**GIVEN INSTRUCTION**
Copy the records below exactly as they appear.

- - -

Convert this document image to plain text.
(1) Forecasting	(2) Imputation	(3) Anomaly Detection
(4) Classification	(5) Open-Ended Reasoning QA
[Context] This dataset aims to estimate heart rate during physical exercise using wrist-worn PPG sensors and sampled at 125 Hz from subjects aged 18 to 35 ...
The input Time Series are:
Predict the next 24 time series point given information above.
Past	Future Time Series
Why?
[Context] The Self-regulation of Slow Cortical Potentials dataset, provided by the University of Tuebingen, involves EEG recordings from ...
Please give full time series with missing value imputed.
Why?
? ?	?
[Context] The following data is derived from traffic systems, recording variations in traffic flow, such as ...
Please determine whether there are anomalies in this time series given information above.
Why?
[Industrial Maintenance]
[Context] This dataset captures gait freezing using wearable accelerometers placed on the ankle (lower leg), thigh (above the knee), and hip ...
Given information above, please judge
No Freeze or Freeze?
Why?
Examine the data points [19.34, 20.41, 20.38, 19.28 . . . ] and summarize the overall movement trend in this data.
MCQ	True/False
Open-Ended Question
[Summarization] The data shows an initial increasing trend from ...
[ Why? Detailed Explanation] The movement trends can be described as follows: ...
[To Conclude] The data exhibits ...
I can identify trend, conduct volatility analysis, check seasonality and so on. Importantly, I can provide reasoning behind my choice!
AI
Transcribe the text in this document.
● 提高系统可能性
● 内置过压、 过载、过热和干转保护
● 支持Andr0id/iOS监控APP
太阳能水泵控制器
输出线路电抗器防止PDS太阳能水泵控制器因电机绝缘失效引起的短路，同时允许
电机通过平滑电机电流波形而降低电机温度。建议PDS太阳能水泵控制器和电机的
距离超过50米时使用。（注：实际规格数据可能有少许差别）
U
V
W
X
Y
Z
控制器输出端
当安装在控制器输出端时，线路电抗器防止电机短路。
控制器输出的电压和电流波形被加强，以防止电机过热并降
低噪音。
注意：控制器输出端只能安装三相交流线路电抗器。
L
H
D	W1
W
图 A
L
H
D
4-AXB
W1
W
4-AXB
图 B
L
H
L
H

- - -

**ANSWER TO THIS TASK**
Convert this document image to plain text.
(1) Forecasting	(2) Imputation	(3) Anomaly Detection
(4) Classification	(5) Open-Ended Reasoning QA
[Context] This dataset aims to estimate heart rate during physical exercise using wrist-worn PPG sensors and sampled at 125 Hz from subjects aged 18 to 35 ...
The input Time Series are:
Predict the next 24 time series point given information above.
Past	Future Time Series
Why?
[Context] The Self-regulation of Slow Cortical Potentials dataset, provided by the University of Tuebingen, involves EEG recordings from ...
Please give full time series with missing value imputed.
Why?
? ?	?
[Context] The following data is derived from traffic systems, recording variations in traffic flow, such as ...
Please determine whether there are anomalies in this time series given information above.
Why?
[Industrial Maintenance]
[Context] This dataset captures gait freezing using wearable accelerometers placed on the ankle (lower leg), thigh (above the knee), and hip ...
Given information above, please judge
No Freeze or Freeze?
Why?
Examine the data points [19.34, 20.41, 20.38, 19.28 . . . ] and summarize the overall movement trend in this data.
MCQ	True/False
Open-Ended Question
[Summarization] The data shows an initial increasing trend from ...
[ Why? Detailed Explanation] The movement trends can be described as follows: ...
[To Conclude] The data exhibits ...
I can identify trend, conduct volatility analysis, check seasonality and so on. Importantly, I can provide reasoning behind my choice!
AI
Transcribe the text in this document.
● 提高系统可能性
● 内置过压、 过载、过热和干转保护
● 支持Andr0id/iOS监控APP
太阳能水泵控制器
输出线路电抗器防止PDS太阳能水泵控制器因电机绝缘失效引起的短路，同时允许
电机通过平滑电机电流波形而降低电机温度。建议PDS太阳能水泵控制器和电机的
距离超过50米时使用。（注：实际规格数据可能有少许差别）
U
V
W
X
Y
Z
控制器输出端
当安装在控制器输出端时，线路电抗器防止电机短路。
控制器输出的电压和电流波形被加强，以防止电机过热并降
低噪音。
注意：控制器输出端只能安装三相交流线路电抗器。
L
H
D	W1
W
图 A
L
H
D
4-AXB
W1
W
4-AXB
图 B
L
H
L
H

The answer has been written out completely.